- _Stated problem_:
Restate the whole listing exactly.
═════ Rows
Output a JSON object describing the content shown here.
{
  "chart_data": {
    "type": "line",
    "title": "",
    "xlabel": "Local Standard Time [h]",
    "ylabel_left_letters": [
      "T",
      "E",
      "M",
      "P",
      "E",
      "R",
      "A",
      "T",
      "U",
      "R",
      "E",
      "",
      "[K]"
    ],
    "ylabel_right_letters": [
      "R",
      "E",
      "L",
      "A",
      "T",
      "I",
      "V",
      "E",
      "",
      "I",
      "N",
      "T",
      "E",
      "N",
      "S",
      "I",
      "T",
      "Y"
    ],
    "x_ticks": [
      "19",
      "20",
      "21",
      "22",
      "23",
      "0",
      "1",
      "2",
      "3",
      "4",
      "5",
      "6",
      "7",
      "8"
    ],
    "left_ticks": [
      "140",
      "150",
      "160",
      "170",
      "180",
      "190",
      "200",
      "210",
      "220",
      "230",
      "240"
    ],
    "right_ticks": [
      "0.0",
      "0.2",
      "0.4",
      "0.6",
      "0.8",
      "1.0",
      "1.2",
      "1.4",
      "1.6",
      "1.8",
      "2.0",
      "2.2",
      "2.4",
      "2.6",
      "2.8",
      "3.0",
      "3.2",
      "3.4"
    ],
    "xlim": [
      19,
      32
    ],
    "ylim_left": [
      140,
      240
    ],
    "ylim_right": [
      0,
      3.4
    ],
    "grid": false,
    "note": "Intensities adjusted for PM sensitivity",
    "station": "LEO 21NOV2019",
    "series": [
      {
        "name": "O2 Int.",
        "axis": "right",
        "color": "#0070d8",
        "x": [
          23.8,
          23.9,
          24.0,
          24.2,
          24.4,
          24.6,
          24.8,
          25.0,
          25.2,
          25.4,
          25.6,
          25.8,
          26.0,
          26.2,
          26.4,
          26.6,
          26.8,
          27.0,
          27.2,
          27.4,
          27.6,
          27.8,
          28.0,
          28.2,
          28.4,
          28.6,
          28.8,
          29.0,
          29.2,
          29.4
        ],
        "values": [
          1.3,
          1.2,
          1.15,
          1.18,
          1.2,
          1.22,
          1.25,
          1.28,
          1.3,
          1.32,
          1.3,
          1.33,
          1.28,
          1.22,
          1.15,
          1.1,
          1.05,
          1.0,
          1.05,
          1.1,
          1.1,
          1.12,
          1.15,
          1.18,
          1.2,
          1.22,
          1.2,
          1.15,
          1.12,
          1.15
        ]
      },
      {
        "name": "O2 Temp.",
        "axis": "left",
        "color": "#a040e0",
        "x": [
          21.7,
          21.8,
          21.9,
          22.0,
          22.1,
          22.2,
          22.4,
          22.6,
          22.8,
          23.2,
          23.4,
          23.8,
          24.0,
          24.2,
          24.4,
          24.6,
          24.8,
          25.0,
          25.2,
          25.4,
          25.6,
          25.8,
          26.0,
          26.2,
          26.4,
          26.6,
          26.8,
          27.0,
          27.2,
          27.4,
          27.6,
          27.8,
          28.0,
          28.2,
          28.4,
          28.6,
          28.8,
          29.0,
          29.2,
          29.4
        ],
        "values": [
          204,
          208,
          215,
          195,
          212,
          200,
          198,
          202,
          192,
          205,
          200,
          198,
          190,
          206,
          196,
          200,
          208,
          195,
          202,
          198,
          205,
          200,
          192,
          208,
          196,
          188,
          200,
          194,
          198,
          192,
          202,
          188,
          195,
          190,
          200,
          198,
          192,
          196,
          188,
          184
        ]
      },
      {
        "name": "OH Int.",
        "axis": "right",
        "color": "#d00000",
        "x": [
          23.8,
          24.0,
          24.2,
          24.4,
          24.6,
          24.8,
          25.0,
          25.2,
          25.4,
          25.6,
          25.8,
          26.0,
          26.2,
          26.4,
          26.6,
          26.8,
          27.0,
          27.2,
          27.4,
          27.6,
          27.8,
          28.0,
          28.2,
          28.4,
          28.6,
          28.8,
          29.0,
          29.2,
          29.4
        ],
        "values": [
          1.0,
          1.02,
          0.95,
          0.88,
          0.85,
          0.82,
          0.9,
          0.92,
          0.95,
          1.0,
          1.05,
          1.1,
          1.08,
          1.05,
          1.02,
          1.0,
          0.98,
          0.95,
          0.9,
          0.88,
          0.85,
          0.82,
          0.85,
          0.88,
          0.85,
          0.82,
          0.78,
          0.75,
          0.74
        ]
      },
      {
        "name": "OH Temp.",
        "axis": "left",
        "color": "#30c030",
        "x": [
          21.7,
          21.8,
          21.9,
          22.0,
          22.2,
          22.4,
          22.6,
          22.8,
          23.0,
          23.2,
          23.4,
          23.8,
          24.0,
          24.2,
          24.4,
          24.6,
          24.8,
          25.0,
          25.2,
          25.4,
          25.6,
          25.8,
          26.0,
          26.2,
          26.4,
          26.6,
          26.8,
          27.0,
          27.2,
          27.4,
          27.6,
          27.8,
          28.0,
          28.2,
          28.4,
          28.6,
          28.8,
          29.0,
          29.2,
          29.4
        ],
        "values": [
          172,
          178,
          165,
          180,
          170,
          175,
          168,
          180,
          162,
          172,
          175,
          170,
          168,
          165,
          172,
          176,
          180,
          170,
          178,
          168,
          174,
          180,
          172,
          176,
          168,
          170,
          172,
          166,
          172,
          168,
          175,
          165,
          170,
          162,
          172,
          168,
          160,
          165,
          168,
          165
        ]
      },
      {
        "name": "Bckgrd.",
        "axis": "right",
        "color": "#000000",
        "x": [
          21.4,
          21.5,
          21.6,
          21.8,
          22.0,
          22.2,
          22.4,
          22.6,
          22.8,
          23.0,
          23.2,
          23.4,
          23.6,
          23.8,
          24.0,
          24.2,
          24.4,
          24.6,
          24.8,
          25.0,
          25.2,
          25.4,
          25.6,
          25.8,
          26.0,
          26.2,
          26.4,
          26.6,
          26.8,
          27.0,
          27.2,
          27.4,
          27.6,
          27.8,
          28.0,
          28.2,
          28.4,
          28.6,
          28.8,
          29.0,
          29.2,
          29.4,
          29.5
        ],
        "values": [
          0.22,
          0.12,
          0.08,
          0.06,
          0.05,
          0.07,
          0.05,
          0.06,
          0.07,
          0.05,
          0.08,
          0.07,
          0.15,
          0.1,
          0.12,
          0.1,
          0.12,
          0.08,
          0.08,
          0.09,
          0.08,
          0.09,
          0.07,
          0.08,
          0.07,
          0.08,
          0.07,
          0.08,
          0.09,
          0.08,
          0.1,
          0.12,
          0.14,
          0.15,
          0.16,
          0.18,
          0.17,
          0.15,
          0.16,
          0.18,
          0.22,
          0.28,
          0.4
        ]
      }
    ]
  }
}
══════════
- _Task response_:
Output a JSON object describing the content shown here.
{
  "chart_data": {
    "type": "line",
    "title": "",
    "xlabel": "Local Standard Time [h]",
    "ylabel_left_letters": [
      "T",
      "E",
      "M",
      "P",
      "E",
      "R",
      "A",
      "T",
      "U",
      "R",
      "E",
      "",
      "[K]"
    ],
    "ylabel_right_letters": [
      "R",
      "E",
      "L",
      "A",
      "T",
      "I",
      "V",
      "E",
      "",
      "I",
      "N",
      "T",
      "E",
      "N",
      "S",
      "I",
      "T",
      "Y"
    ],
    "x_ticks": [
      "19",
      "20",
      "21",
      "22",
      "23",
      "0",
      "1",
      "2",
      "3",
      "4",
      "5",
      "6",
      "7",
      "8"
    ],
    "left_ticks": [
      "140",
      "150",
      "160",
      "170",
      "180",
      "190",
      "200",
      "210",
      "220",
      "230",
      "240"
    ],
    "right_ticks": [
      "0.0",
      "0.2",
      "0.4",
      "0.6",
      "0.8",
      "1.0",
      "1.2",
      "1.4",
      "1.6",
      "1.8",
      "2.0",
      "2.2",
      "2.4",
      "2.6",
      "2.8",
      "3.0",
      "3.2",
      "3.4"
    ],
    "xlim": [
      19,
      32
    ],
    "ylim_left": [
      140,
      240
    ],
    "ylim_right": [
      0,
      3.4
    ],
    "grid": false,
    "note": "Intensities adjusted for PM sensitivity",
    "station": "LEO 21NOV2019",
    "series": [
      {
        "name": "O2 Int.",
        "axis": "right",
        "color": "#0070d8",
        "x": [
          23.8,
          23.9,
          24.0,
          24.2,
          24.4,
          24.6,
          24.8,
          25.0,
          25.2,
          25.4,
          25.6,
          25.8,
          26.0,
          26.2,
          26.4,
          26.6,
          26.8,
          27.0,
          27.2,
          27.4,
          27.6,
          27.8,
          28.0,
          28.2,
          28.4,
          28.6,
          28.8,
          29.0,
          29.2,
          29.4
        ],
        "values": [
          1.3,
          1.2,
          1.15,
          1.18,
          1.2,
          1.22,
          1.25,
          1.28,
          1.3,
          1.32,
          1.3,
          1.33,
          1.28,
          1.22,
          1.15,
          1.1,
          1.05,
          1.0,
          1.05,
          1.1,
          1.1,
          1.12,
          1.15,
          1.18,
          1.2,
          1.22,
          1.2,
          1.15,
          1.12,
          1.15
        ]
      },
      {
        "name": "O2 Temp.",
        "axis": "left",
        "color": "#a040e0",
        "x": [
          21.7,
          21.8,
          21.9,
          22.0,
          22.1,
          22.2,
          22.4,
          22.6,
          22.8,
          23.2,
          23.4,
          23.8,
          24.0,
          24.2,
          24.4,
          24.6,
          24.8,
          25.0,
          25.2,
          25.4,
          25.6,
          25.8,
          26.0,
          26.2,
          26.4,
          26.6,
          26.8,
          27.0,
          27.2,
          27.4,
          27.6,
          27.8,
          28.0,
          28.2,
          28.4,
          28.6,
          28.8,
          29.0,
          29.2,
          29.4
        ],
        "values": [
          204,
          208,
          215,
          195,
          212,
          200,
          198,
          202,
          192,
          205,
          200,
          198,
          190,
          206,
          196,
          200,
          208,
          195,
          202,
          198,
          205,
          200,
          192,
          208,
          196,
          188,
          200,
          194,
          198,
          192,
          202,
          188,
          195,
          190,
          200,
          198,
          192,
          196,
          188,
          184
        ]
      },
      {
        "name": "OH Int.",
        "axis": "right",
        "color": "#d00000",
        "x": [
          23.8,
          24.0,
          24.2,
          24.4,
          24.6,
          24.8,
          25.0,
          25.2,
          25.4,
          25.6,
          25.8,
          26.0,
          26.2,
          26.4,
          26.6,
          26.8,
          27.0,
          27.2,
          27.4,
          27.6,
          27.8,
          28.0,
          28.2,
          28.4,
          28.6,
          28.8,
          29.0,
          29.2,
          29.4
        ],
        "values": [
          1.0,
          1.02,
          0.95,
          0.88,
          0.85,
          0.82,
          0.9,
          0.92,
          0.95,
          1.0,
          1.05,
          1.1,
          1.08,
          1.05,
          1.02,
          1.0,
          0.98,
          0.95,
          0.9,
          0.88,
          0.85,
          0.82,
          0.85,
          0.88,
          0.85,
          0.82,
          0.78,
          0.75,
          0.74
        ]
      },
      {
        "name": "OH Temp.",
        "axis": "left",
        "color": "#30c030",
        "x": [
          21.7,
          21.8,
          21.9,
          22.0,
          22.2,
          22.4,
          22.6,
          22.8,
          23.0,
          23.2,
          23.4,
          23.8,
          24.0,
          24.2,
          24.4,
          24.6,
          24.8,
          25.0,
          25.2,
          25.4,
          25.6,
          25.8,
          26.0,
          26.2,
          26.4,
          26.6,
          26.8,
          27.0,
          27.2,
          27.4,
          27.6,
          27.8,
          28.0,
          28.2,
          28.4,
          28.6,
          28.8,
          29.0,
          29.2,
          29.4
        ],
        "values": [
          172,
          178,
          165,
          180,
          170,
          175,
          168,
          180,
          162,
          172,
          175,
          170,
          168,
          165,
          172,
          176,
          180,
          170,
          178,
          168,
          174,
          180,
          172,
          176,
          168,
          170,
          172,
          166,
          172,
          168,
          175,
          165,
          170,
          162,
          172,
          168,
          160,
          165,
          168,
          165
        ]
      },
      {
        "name": "Bckgrd.",
        "axis": "right",
        "color": "#000000",
        "x": [
          21.4,
          21.5,
          21.6,
          21.8,
          22.0,
          22.2,
          22.4,
          22.6,
          22.8,
          23.0,
          23.2,
          23.4,
          23.6,
          23.8,
          24.0,
          24.2,
          24.4,
          24.6,
          24.8,
          25.0,
          25.2,
          25.4,
          25.6,
          25.8,
          26.0,
          26.2,
          26.4,
          26.6,
          26.8,
          27.0,
          27.2,
          27.4,
          27.6,
          27.8,
          28.0,
          28.2,
          28.4,
          28.6,
          28.8,
          29.0,
          29.2,
          29.4,
          29.5
        ],
        "values": [
          0.22,
          0.12,
          0.08,
          0.06,
          0.05,
          0.07,
          0.05,
          0.06,
          0.07,
          0.05,
          0.08,
          0.07,
          0.15,
          0.1,
          0.12,
          0.1,
          0.12,
          0.08,
          0.08,
          0.09,
          0.08,
          0.09,
          0.07,
          0.08,
          0.07,
          0.08,
          0.07,
          0.08,
          0.09,
          0.08,
          0.1,
          0.12,
          0.14,
          0.15,
          0.16,
          0.18,
          0.17,
          0.15,
          0.16,
          0.18,
          0.22,
          0.28,
          0.4
        ]
      }
    ]
  }
}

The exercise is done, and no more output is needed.